● **TRECHO DE ORIGEM**
%%

É inquestionável o regime segundo o qual este Tribunal aplica o Direito ao circunstancialismo factual que vem fixado, pelo que a questão que se impõe neste recurso é a de juridicamente fundamentar se ocorre a nulidade por falta de audição das testemunhas.
A nosso ver e na senda do entendimento expresso pelo EPGA no seu douto parecer, não ocorre o alegado défice instrutório.
A falta de inquirição das testemunhas, no caso sub judice, não constitui nulidade porquanto cumpre ao juiz avaliar se a questão a dirimir no processo é meramente de direito ou, sendo também de facto, se constam já do processo todos os elementos pertinentes para a decisão e, nesse caso, decidir-se pelo imediato conhecimento do pedido, sem que haja produção de prova.
Quanto à instrução do processo de impugnação judicial, vale plenamente o princípio do inquisitório, podendo o relator ordenar as diligências de prova que considere necessárias para o apuramento da verdade, bem como indeferir as diligências requeridas que considere claramente desnecessárias (cfr. artº 13º do Código de Procedimento e de Processo Tributário).
Assim, porque compete ao juiz aferir da necessidade ou não de produzir prova, quando, após a fase dos articulados aquele profere despacho prescindindo da inquirição das testemunhas e ordenando a notificação das partes para alegações, é porque entendeu dispensável a produção de prova. Nesse caso, como é manifesto, a falta de inquirição das testemunhas oferecidas pela impugnante não constitui omissão de um acto que a lei prescreva. A lei não prescreve que deve haver sempre a inquirição das testemunhas, antes permitindo ao juiz aferir da necessidade desse acto.
Em matéria de produção de prova aplica-se o regulado na lei processual civil (cfr. artºs. 513º a 645º do CPC) mas, quando o considere claramente desnecessário, o juiz ou relator pode indeferir requerimentos dirigidos à produção de prova ou recusar a utilização de certos meios desta, como lho consente o artº 113º, nº 1 do Código de Procedimento e de Processo Tributário, ao preceituar que “Junta a posição do representante da Fazenda Pública ou decorrido os respectivo prazo, o juiz, após vista ao Ministério Público, conhecerá logo do pedido se a questão for apenas de direito ou, sendo também de facto, o processo fornecer os elementos necessários “.
A razão de ser deste regime prende-se com a necessidade de obviar ao risco de, em processos em que domina a prova documental, o requerimento de outro tipo de prova, em especial, a prova testemunhal, vir a ser utilizado como expediente dilatório, sendo essa solução plenamente justificável, em ordem aos elementares princípios da economia e celeridade processuais.

%%

● **TAREFAS**
(A) Resuma em duas frases o trecho sobre a falta de inquirição das testemunhas.
(B) Escreva a continuação do trecho sobre a falta de inquirição das testemunhas a partir do ponto em que ele termina.
A listagem a seguir vem de outra fonte.

● **REGISTROS DE DADOS**
%%

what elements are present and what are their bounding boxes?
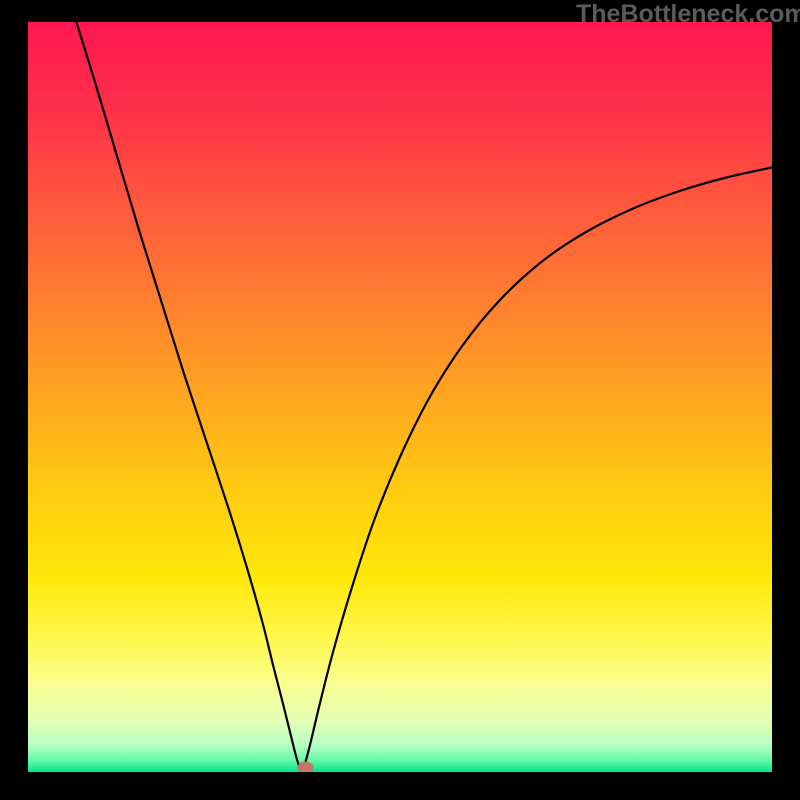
- plot-area: [28, 22, 772, 772]
- frame-border-right: [772, 0, 800, 800]
- frame-border-left: [0, 0, 28, 800]
- plot-svg: [28, 22, 772, 772]
- frame-border-bottom: [0, 772, 800, 800]
- watermark-text: TheBottleneck.com: [576, 0, 800, 29]
- gradient-background: [28, 22, 772, 772]
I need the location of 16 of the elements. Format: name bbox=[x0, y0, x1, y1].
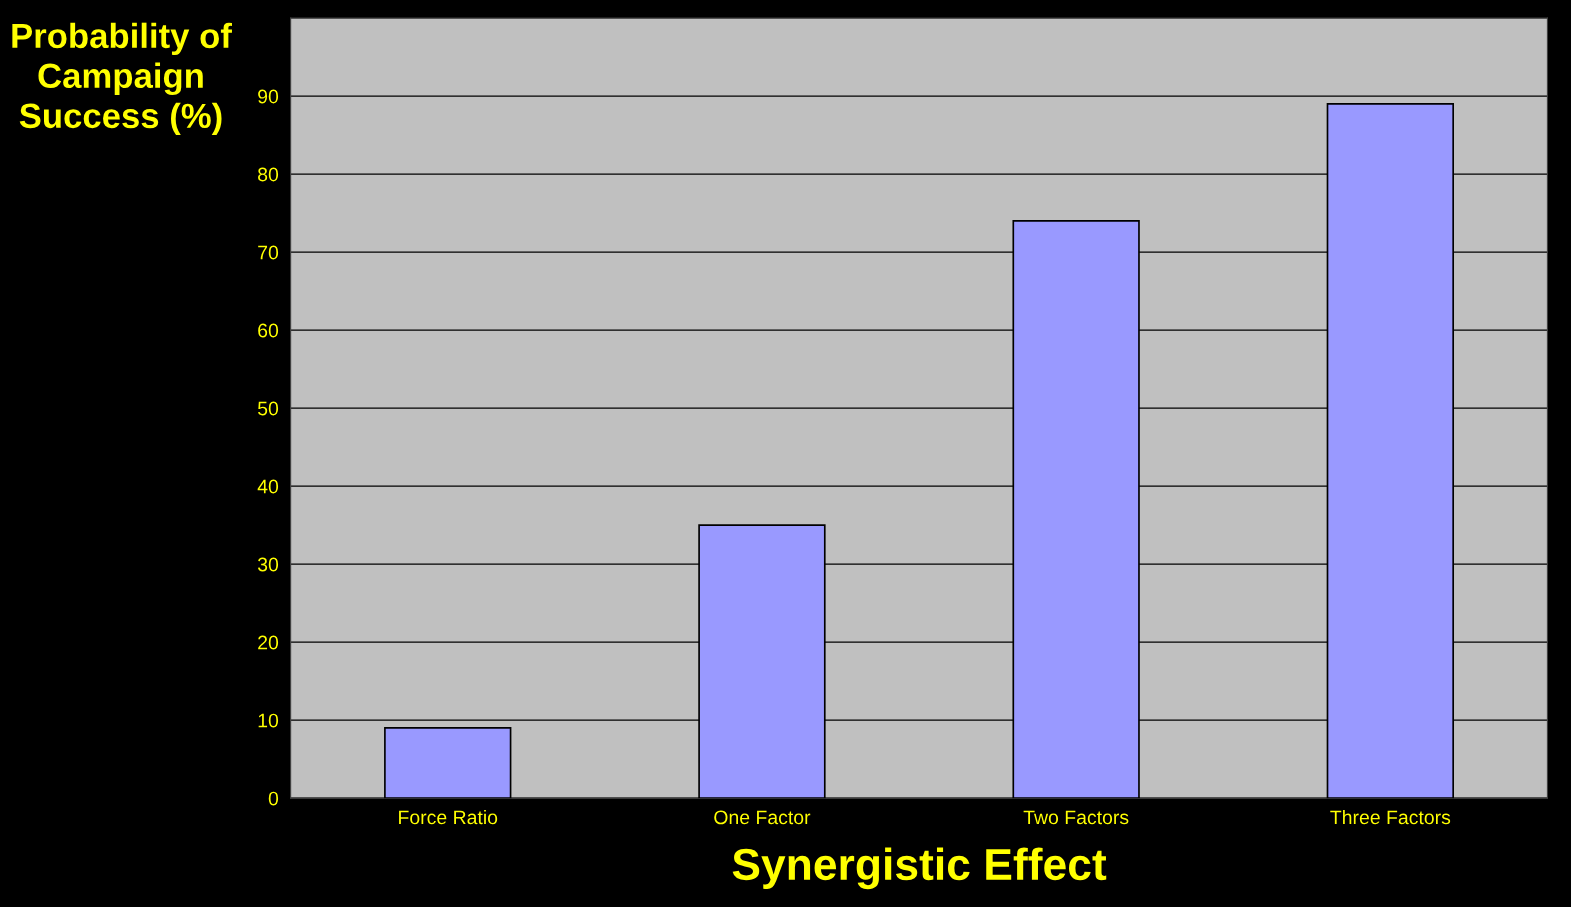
x-tick-label: One Factor bbox=[714, 810, 811, 825]
y-tick-label: 50 bbox=[257, 401, 279, 416]
x-axis-title: Synergistic Effect bbox=[732, 847, 1107, 890]
x-tick-label: Two Factors bbox=[1023, 810, 1129, 825]
y-tick-label: 70 bbox=[258, 245, 279, 260]
x-tick-label: Three Factors bbox=[1330, 809, 1451, 825]
y-tick-label: 10 bbox=[258, 713, 279, 728]
y-tick-label: 60 bbox=[258, 323, 279, 338]
y-tick-label: 20 bbox=[258, 635, 279, 650]
y-axis-title: Probability of Campaign Success (%) bbox=[12, 22, 232, 136]
y-tick-label: 90 bbox=[258, 89, 279, 104]
y-tick-label: 80 bbox=[258, 167, 279, 182]
y-tick-label: 0 bbox=[268, 791, 279, 806]
y-tick-label: 40 bbox=[257, 479, 279, 494]
x-tick-label: Force Ratio bbox=[399, 809, 498, 825]
y-tick-label: 30 bbox=[257, 557, 279, 572]
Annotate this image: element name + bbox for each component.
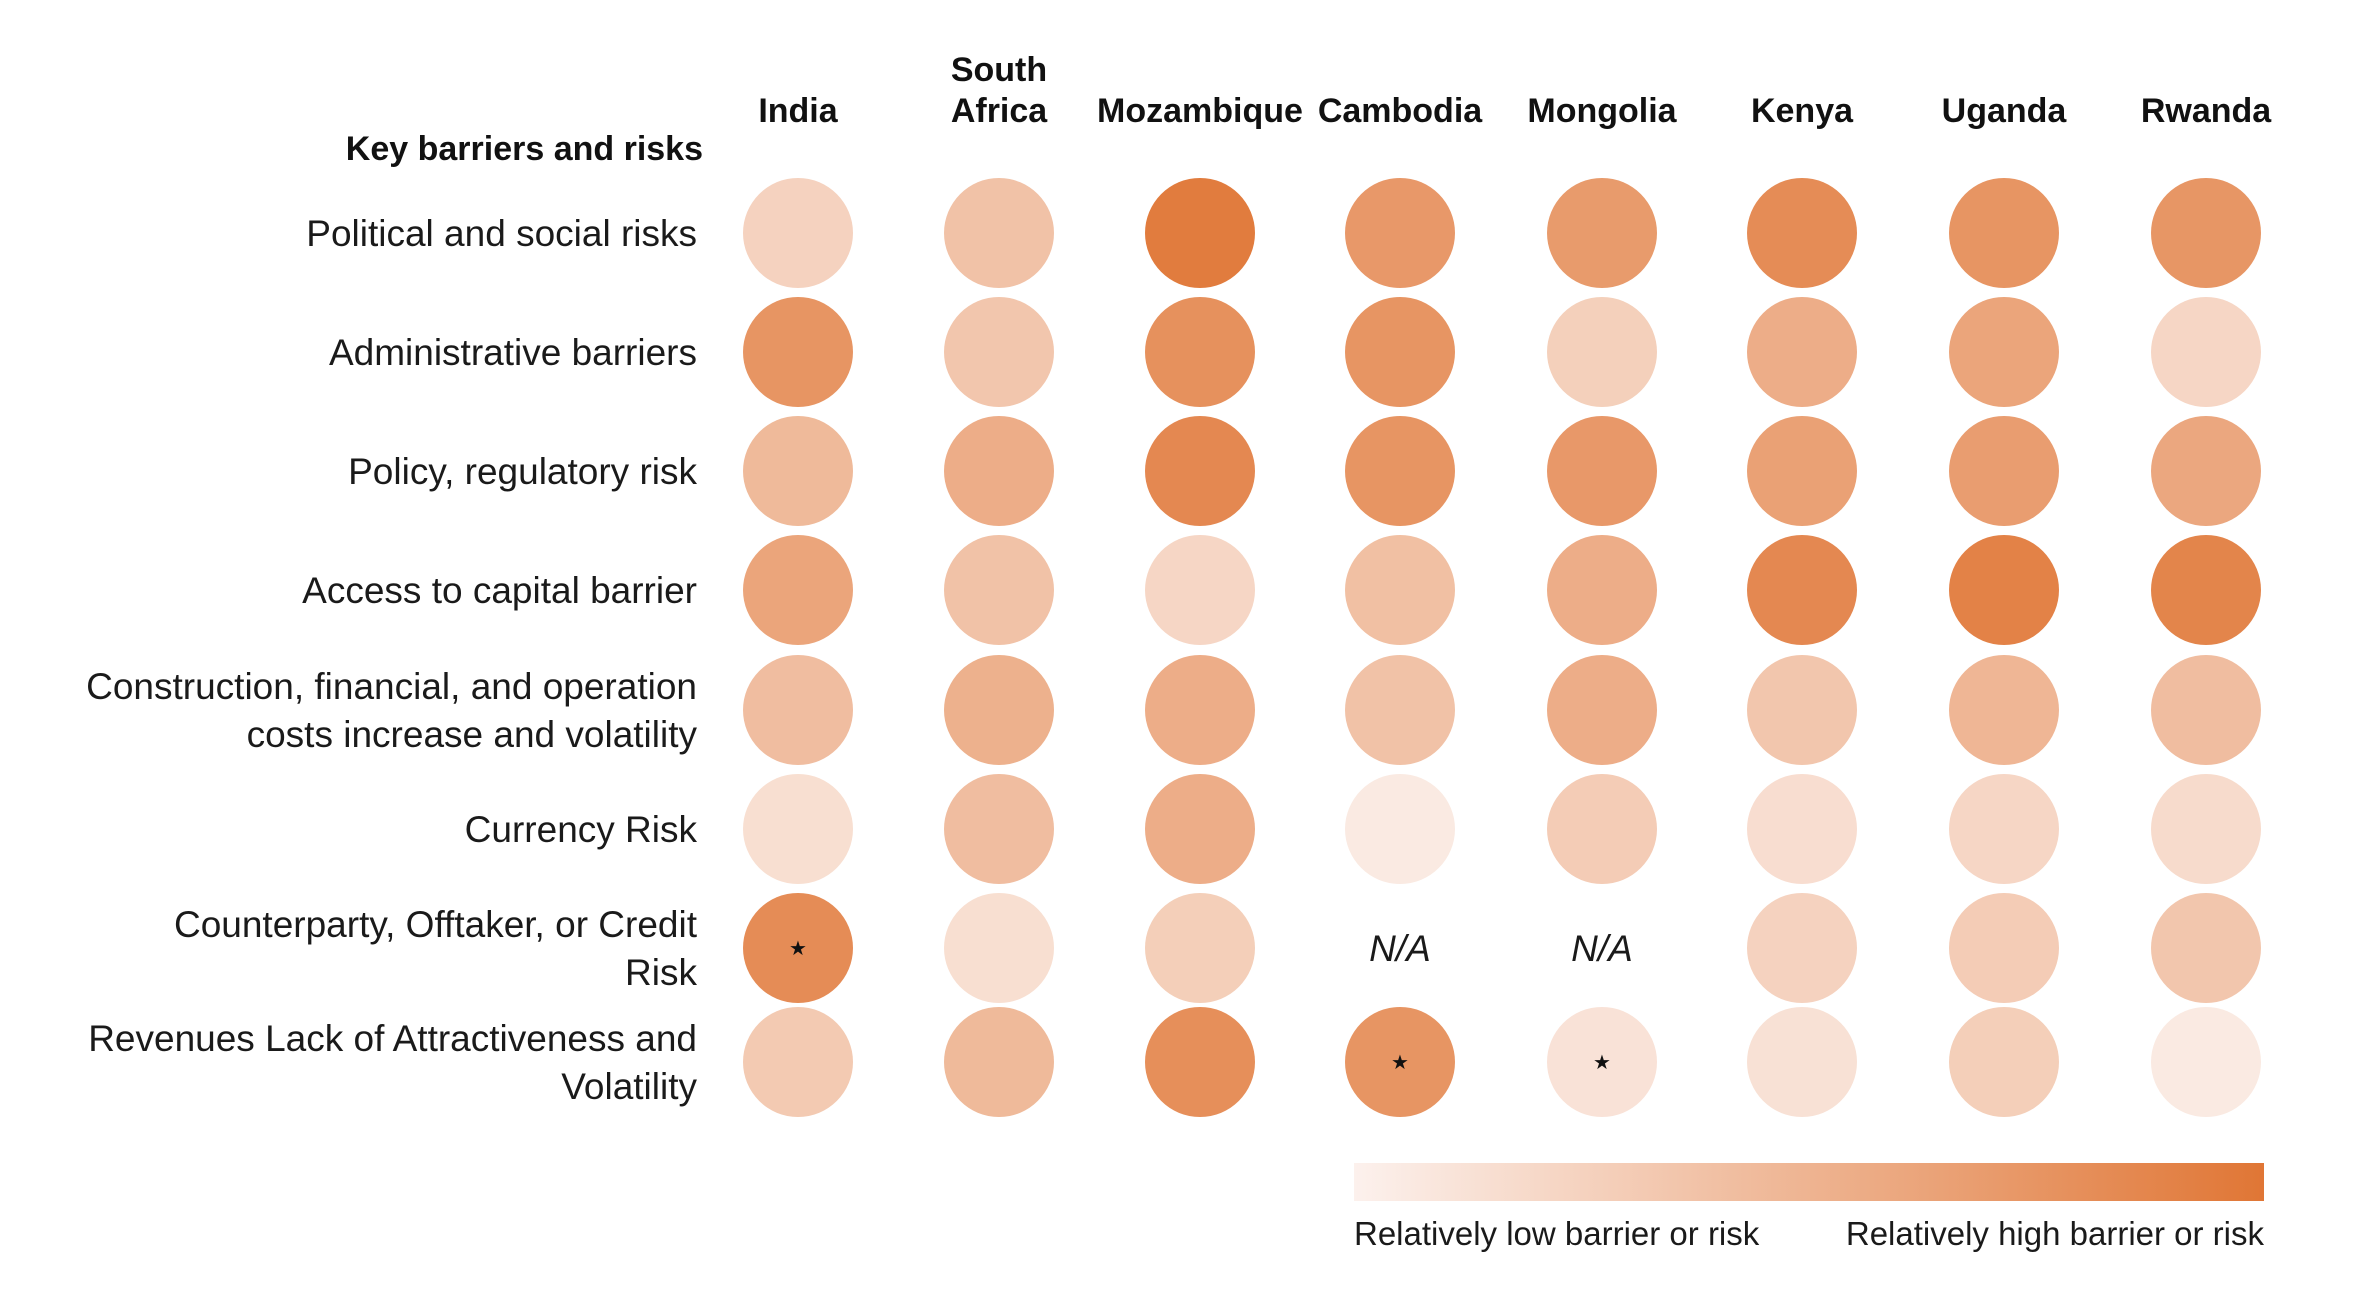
row-label: Revenues Lack of Attractiveness and <box>88 1018 697 1059</box>
heatmap-cell <box>2151 535 2261 645</box>
column-header: Africa <box>951 92 1048 130</box>
heatmap-cell <box>1547 535 1657 645</box>
heatmap-cell <box>1747 535 1857 645</box>
heatmap-cell <box>1949 1007 2059 1117</box>
heatmap-cell <box>1747 1007 1857 1117</box>
heatmap-cell <box>1949 893 2059 1003</box>
row-label: Policy, regulatory risk <box>348 451 697 492</box>
heatmap-cell <box>2151 416 2261 526</box>
heatmap-cell <box>2151 178 2261 288</box>
heatmap-cell <box>2151 1007 2261 1117</box>
row-labels: Political and social risks Administrative… <box>86 213 698 1107</box>
na-cell-label: N/A <box>1571 928 1633 969</box>
heatmap-cell <box>1747 655 1857 765</box>
heatmap-cell <box>944 1007 1054 1117</box>
na-cell-label: N/A <box>1369 928 1431 969</box>
heatmap-cell <box>1949 297 2059 407</box>
legend-low-label: Relatively low barrier or risk <box>1354 1215 1760 1252</box>
row-label: Counterparty, Offtaker, or Credit <box>174 904 698 945</box>
star-marker: ★ <box>1391 1050 1409 1074</box>
heatmap-cell <box>1949 416 2059 526</box>
star-marker: ★ <box>789 936 807 960</box>
row-label: costs increase and volatility <box>247 714 698 755</box>
heatmap-cell <box>1747 893 1857 1003</box>
heatmap-cell <box>1547 1007 1657 1117</box>
heatmap-cell <box>1747 416 1857 526</box>
heatmap-cell <box>2151 655 2261 765</box>
heatmap-cells: ★ N/A N/A ★ ★ <box>743 178 2261 1117</box>
row-label: Volatility <box>561 1066 697 1107</box>
heatmap-cell <box>1145 297 1255 407</box>
heatmap-cell <box>743 655 853 765</box>
heatmap-cell <box>944 655 1054 765</box>
heatmap-cell <box>1145 416 1255 526</box>
row-label: Access to capital barrier <box>302 570 697 611</box>
legend-high-label: Relatively high barrier or risk <box>1846 1215 2265 1252</box>
heatmap-cell <box>944 416 1054 526</box>
heatmap-cell <box>1547 416 1657 526</box>
column-header: Mozambique <box>1097 92 1303 130</box>
heatmap-cell <box>1949 535 2059 645</box>
row-label: Risk <box>625 952 697 993</box>
heatmap-cell <box>1747 774 1857 884</box>
row-label: Construction, financial, and operation <box>86 666 697 707</box>
heatmap-cell <box>2151 774 2261 884</box>
heatmap-cell <box>1547 655 1657 765</box>
heatmap-cell <box>1547 297 1657 407</box>
heatmap-cell <box>1345 535 1455 645</box>
heatmap-cell <box>1747 297 1857 407</box>
heatmap-cell <box>944 297 1054 407</box>
heatmap-cell <box>743 774 853 884</box>
column-header: Rwanda <box>2141 92 2272 130</box>
row-label: Currency Risk <box>465 809 698 850</box>
heatmap-cell <box>1949 774 2059 884</box>
legend-gradient-bar <box>1354 1163 2264 1201</box>
heatmap-cell <box>743 893 853 1003</box>
column-header: Uganda <box>1942 92 2068 130</box>
heatmap-cell <box>944 893 1054 1003</box>
heatmap-cell <box>1345 297 1455 407</box>
heatmap-cell <box>1949 655 2059 765</box>
star-marker: ★ <box>1593 1050 1611 1074</box>
column-header: Mongolia <box>1527 92 1677 130</box>
heatmap-cell <box>743 416 853 526</box>
row-label: Administrative barriers <box>329 332 697 373</box>
heatmap-cell <box>1145 1007 1255 1117</box>
heatmap-cell <box>1949 178 2059 288</box>
heatmap-cell <box>1145 178 1255 288</box>
heatmap-cell <box>1345 1007 1455 1117</box>
heatmap-cell <box>743 535 853 645</box>
heatmap-cell <box>2151 297 2261 407</box>
column-header: Cambodia <box>1318 92 1483 130</box>
heatmap-cell <box>1345 178 1455 288</box>
heatmap-cell <box>1145 535 1255 645</box>
heatmap-cell <box>1345 655 1455 765</box>
heatmap-cell <box>944 774 1054 884</box>
heatmap-cell <box>1145 774 1255 884</box>
heatmap-cell <box>743 1007 853 1117</box>
column-header: South <box>951 51 1047 89</box>
heatmap-cell <box>1345 774 1455 884</box>
heatmap-cell <box>743 297 853 407</box>
heatmap-cell <box>944 535 1054 645</box>
heatmap-cell <box>1747 178 1857 288</box>
heatmap-cell <box>1145 893 1255 1003</box>
heatmap-cell <box>2151 893 2261 1003</box>
heatmap-cell <box>944 178 1054 288</box>
column-header: Kenya <box>1751 92 1854 130</box>
row-header-title: Key barriers and risks <box>346 130 703 168</box>
heatmap-cell <box>1547 774 1657 884</box>
heatmap-cell <box>1345 416 1455 526</box>
column-header: India <box>758 92 838 130</box>
color-legend: Relatively low barrier or risk Relativel… <box>1354 1163 2264 1252</box>
row-label: Political and social risks <box>306 213 697 254</box>
heatmap-cell <box>1547 178 1657 288</box>
heatmap-cell <box>743 178 853 288</box>
heatmap-cell <box>1145 655 1255 765</box>
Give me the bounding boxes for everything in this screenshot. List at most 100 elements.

%%

● **RESPOSTAS ÀS TAREFAS**
(A) A falta de inquirição das testemunhas não constitui nulidade, porque cabe ao juiz avaliar se a questão é apenas de direito ou se o processo já reúne os elementos necessários para decidir sem produção de prova. Esse regime, que permite ao juiz indeferir diligências de prova claramente desnecessárias, visa evitar que a prova testemunhal seja usada como expediente dilatório, em nome da economia e da celeridade processuais.

(B)
Assim, porque o Juiz entendeu poder conhecer do pedido imediatamente após a fase dos articulados, motivo por que não se verifica a arguida nulidade por falta de inquirição das testemunhas arroladas pela A.
Todavia, o facto de se sustentar a desnecessidade da inquirição das testemunhas arroladas não significa que o juízo sobre a necessidade ou não de produção de prova não esteja sujeito a controlo já que sempre esse juízo poderá ser sindicada em sede do recurso interposto da sentença, como sucedeu. Aí, não só o impugnante como a entidade demandada podem sustentar a insuficiência da matéria de facto e/ou o erro no seu julgamento, como o próprio tribunal ad quem pode e deve, se considerar que a sentença não contém os factos pertinentes à decisão da causa e que os autos não fornecem os elementos probatórios necessários à reapreciação da matéria de facto, anular a sentença oficiosamente (cfr. art. 712.º, n.º 4, do CPC, por força dos arts. 792.º e 749.º, do mesmo Código, e 1.º, do CPPT).
Ora, o certo é que a sentença recorrida tem probatório contendo os factos com base nos quais decidiu aduzindo-se ainda as razões de direito que, no entender do julgador, eram adequadas às disposições legais vigentes sobre a correcção inerente à liquidação, o que não configura a falta de motivação que a recorrente lhe assaca, pelo que se encontra fundamentada quer quanto à matéria de facto, quer de direito.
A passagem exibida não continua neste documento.